-- Start Material for the task --

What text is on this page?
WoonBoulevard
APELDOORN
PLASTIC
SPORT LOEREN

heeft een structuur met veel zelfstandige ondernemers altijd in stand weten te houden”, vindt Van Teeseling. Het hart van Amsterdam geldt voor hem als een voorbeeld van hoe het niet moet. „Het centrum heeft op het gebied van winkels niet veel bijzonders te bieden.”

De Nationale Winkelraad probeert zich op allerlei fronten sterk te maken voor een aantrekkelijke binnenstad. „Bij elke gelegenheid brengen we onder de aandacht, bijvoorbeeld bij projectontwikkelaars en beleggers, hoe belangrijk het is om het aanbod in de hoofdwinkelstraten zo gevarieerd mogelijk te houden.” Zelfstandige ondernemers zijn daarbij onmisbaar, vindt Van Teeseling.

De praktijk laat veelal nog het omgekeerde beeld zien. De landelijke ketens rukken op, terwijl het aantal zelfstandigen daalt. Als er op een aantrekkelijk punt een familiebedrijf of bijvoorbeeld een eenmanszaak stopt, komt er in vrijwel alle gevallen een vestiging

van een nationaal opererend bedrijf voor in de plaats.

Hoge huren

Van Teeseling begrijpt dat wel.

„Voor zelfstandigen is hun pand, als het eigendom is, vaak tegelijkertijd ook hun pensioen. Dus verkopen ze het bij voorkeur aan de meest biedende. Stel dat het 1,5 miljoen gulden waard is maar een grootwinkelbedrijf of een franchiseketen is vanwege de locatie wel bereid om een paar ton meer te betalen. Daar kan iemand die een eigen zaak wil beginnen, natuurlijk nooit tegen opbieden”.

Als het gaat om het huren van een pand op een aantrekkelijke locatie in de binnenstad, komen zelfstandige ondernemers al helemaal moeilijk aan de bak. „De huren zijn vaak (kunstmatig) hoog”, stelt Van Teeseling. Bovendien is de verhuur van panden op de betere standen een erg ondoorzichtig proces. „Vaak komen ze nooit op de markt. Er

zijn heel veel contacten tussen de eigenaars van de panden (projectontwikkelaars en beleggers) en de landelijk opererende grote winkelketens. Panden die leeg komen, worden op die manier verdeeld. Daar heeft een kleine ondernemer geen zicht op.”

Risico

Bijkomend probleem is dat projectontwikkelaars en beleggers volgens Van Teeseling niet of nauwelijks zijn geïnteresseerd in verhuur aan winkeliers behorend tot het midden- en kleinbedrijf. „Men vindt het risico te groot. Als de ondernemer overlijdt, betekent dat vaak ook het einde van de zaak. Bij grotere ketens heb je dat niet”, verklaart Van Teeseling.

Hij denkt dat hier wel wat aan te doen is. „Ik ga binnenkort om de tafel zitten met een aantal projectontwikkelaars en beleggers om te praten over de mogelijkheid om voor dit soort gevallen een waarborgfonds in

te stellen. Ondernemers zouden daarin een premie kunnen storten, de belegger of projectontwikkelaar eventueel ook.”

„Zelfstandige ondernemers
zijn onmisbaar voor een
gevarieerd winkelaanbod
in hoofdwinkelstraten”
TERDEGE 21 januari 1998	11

-- End Material for the task --

▶ [Prompt] Scan the listing above and identify each line holding the string "huren"; copy every such line.

▶ [Task output]
Hoge huren
Als het gaat om het huren van een pand op een aantrekkelijke locatie in de binnenstad, komen zelfstandige ondernemers al helemaal moeilijk aan de bak. „De huren zijn vaak (kunstmatig) hoog”, stelt Van Teeseling. Bovendien is de verhuur van panden op de betere standen een erg ondoorzichtig proces. „Vaak komen ze nooit op de markt. Er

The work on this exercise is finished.